What is needed =
Each line that holds the word "Food" is to be identified and copied.

Data listing =
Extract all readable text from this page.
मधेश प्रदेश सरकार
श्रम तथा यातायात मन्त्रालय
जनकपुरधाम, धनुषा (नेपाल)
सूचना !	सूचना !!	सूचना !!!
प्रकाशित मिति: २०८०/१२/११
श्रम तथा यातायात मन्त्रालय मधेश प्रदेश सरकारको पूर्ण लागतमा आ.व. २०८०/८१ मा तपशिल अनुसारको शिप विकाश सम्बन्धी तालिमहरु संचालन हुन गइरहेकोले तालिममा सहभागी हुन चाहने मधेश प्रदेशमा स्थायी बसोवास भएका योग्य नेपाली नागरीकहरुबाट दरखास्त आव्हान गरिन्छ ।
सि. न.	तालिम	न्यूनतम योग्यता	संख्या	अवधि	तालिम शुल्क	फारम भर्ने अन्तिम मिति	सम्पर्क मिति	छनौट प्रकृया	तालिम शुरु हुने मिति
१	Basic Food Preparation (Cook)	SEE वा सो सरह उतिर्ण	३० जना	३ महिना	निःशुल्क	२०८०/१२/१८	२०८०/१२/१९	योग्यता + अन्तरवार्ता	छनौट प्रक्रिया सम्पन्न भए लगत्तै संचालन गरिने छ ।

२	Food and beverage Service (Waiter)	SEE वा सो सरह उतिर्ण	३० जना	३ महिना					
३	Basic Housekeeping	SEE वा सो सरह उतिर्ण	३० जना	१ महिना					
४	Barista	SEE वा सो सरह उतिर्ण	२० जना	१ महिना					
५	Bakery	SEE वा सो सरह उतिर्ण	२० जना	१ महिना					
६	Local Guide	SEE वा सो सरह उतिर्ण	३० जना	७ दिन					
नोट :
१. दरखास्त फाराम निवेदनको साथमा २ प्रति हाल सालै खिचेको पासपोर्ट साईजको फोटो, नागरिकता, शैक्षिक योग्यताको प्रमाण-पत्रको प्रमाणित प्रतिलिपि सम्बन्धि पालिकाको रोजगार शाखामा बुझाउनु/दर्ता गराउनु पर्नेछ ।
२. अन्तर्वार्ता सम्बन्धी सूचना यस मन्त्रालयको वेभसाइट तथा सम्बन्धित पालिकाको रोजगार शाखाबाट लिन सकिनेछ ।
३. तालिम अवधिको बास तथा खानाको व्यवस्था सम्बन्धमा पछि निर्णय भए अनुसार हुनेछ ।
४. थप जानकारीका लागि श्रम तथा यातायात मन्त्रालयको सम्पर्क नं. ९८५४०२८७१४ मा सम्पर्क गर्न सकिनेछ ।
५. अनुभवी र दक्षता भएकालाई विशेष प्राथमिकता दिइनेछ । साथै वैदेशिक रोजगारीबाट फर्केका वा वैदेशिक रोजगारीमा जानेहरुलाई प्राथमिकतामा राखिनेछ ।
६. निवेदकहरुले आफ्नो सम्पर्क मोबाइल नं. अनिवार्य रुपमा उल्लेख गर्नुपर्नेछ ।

Exercise answer =
१	Basic Food Preparation (Cook)	SEE वा सो सरह उतिर्ण	३० जना	३ महिना	निःशुल्क	२०८०/१२/१८	२०८०/१२/१९	योग्यता + अन्तरवार्ता	छनौट प्रक्रिया सम्पन्न भए लगत्तै संचालन गरिने छ ।
२	Food and beverage Service (Waiter)	SEE वा सो सरह उतिर्ण	३० जना	३ महिना					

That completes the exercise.